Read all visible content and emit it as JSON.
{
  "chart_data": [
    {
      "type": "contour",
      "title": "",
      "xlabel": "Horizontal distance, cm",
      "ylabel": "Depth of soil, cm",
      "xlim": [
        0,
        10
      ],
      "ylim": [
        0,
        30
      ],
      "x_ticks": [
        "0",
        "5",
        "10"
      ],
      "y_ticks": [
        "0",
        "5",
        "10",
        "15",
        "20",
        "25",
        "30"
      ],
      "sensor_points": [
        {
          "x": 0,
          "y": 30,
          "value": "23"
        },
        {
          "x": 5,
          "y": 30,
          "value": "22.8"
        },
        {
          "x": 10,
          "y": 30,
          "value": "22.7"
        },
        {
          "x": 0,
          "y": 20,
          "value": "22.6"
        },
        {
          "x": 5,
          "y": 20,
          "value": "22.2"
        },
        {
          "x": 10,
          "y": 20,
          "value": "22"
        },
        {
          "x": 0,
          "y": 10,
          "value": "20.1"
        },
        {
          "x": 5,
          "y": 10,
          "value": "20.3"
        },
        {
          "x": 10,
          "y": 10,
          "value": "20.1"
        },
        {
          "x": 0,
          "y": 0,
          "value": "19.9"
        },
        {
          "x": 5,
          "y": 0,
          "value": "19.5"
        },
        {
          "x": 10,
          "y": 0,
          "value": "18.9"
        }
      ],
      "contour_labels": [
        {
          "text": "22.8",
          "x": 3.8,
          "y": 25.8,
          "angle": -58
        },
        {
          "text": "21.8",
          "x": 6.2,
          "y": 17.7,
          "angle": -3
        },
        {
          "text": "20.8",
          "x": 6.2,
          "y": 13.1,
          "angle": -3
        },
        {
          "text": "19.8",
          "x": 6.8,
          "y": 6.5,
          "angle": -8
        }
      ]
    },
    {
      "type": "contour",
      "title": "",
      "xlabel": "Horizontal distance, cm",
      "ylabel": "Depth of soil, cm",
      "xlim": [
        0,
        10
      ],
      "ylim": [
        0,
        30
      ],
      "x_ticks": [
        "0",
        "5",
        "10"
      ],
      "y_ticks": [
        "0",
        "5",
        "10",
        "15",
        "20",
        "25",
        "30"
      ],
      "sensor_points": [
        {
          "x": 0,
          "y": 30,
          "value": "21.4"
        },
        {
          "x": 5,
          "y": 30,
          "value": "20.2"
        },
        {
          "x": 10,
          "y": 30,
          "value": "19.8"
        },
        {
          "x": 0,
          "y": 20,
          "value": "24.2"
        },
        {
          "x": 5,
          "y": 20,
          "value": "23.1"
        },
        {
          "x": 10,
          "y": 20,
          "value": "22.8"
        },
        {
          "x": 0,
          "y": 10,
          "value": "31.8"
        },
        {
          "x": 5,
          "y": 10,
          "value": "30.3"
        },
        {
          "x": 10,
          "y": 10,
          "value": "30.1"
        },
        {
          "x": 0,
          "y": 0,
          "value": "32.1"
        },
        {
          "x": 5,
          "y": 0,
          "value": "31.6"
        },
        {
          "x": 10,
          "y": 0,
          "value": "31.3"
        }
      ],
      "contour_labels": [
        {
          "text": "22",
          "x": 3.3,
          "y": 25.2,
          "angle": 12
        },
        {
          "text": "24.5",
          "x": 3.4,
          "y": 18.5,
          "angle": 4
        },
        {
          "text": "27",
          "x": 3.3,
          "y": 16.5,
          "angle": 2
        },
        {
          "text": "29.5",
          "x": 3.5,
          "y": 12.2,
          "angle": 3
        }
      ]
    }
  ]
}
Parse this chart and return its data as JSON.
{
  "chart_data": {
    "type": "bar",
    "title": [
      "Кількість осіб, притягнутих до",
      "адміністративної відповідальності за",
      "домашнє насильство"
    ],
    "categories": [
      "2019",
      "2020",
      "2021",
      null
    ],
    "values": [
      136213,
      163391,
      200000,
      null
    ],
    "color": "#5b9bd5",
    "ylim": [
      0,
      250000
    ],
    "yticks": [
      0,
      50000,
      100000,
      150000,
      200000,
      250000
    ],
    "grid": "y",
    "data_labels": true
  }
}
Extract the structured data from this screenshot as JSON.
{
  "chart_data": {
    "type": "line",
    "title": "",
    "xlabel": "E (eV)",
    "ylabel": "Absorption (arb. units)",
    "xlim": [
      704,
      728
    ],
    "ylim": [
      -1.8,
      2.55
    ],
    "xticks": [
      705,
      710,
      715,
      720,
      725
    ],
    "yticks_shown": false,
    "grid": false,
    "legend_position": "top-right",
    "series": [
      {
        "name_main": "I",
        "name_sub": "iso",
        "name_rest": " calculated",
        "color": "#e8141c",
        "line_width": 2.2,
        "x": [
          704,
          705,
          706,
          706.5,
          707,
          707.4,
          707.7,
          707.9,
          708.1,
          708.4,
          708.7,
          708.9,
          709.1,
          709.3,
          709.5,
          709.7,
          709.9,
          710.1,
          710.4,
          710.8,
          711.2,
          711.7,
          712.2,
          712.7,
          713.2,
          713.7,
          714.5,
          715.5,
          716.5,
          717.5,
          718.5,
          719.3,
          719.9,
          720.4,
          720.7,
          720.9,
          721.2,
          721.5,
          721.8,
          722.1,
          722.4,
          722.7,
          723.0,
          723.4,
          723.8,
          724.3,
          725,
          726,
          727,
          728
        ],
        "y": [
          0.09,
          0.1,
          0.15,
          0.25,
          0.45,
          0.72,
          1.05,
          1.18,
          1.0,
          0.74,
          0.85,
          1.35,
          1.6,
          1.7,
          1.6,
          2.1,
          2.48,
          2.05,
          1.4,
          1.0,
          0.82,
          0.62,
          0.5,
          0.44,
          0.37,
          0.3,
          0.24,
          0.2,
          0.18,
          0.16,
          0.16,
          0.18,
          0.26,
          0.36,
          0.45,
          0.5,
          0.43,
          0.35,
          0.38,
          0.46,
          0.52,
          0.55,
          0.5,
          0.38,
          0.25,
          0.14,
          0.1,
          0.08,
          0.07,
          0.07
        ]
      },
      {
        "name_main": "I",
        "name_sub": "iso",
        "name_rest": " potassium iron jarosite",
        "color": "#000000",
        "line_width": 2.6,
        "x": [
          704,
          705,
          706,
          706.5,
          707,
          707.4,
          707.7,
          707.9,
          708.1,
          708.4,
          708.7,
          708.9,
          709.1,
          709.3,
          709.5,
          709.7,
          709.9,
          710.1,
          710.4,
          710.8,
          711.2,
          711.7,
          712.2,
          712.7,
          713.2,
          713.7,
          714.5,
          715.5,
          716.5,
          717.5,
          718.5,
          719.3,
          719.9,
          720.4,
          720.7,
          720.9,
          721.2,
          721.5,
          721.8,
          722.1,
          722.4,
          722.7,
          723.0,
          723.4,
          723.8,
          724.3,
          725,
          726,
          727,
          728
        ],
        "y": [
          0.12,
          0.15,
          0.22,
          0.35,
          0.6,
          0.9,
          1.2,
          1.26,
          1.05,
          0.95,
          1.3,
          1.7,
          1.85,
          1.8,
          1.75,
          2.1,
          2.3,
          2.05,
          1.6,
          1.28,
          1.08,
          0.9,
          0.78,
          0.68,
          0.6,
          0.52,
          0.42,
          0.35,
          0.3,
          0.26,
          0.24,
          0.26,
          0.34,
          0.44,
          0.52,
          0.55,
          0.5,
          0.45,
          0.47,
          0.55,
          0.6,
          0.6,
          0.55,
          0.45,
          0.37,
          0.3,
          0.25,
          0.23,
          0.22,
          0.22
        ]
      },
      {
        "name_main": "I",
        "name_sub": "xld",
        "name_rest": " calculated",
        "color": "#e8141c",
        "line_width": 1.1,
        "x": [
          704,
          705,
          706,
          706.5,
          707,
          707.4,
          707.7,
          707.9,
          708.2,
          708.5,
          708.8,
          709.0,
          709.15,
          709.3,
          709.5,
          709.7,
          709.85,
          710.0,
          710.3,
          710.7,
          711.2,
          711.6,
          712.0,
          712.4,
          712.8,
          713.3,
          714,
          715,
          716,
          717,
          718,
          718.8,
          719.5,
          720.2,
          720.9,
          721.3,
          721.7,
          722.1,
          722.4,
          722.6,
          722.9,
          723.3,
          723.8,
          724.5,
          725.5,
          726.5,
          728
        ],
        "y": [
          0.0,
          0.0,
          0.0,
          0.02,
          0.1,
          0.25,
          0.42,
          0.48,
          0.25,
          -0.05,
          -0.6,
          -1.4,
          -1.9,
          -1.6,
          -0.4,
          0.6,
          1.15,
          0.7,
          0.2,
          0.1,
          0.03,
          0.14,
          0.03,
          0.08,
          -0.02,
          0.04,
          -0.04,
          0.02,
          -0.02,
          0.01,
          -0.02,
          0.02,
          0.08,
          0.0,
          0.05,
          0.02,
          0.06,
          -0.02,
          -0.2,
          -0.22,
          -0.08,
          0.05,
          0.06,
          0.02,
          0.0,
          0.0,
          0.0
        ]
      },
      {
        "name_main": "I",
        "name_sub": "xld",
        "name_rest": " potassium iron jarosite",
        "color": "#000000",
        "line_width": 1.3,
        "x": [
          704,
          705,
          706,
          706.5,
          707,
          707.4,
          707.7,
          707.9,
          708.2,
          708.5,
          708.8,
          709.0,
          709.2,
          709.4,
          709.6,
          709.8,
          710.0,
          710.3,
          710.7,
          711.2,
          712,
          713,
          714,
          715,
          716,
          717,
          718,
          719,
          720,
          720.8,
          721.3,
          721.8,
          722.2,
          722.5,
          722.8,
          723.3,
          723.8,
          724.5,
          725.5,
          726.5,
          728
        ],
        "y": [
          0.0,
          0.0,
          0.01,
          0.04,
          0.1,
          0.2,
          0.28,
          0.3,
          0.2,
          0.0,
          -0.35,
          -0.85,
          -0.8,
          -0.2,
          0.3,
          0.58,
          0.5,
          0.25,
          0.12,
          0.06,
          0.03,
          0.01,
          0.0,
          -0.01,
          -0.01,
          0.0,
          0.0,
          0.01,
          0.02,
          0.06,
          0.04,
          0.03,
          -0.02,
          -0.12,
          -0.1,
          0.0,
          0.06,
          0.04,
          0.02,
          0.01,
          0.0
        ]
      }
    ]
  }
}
+++
__Task statement__
List all lines in the material containing the string "type".

__Result of this exercise__
      "type": "contour",
      "type": "contour",
    "type": "bar",
    "type": "line",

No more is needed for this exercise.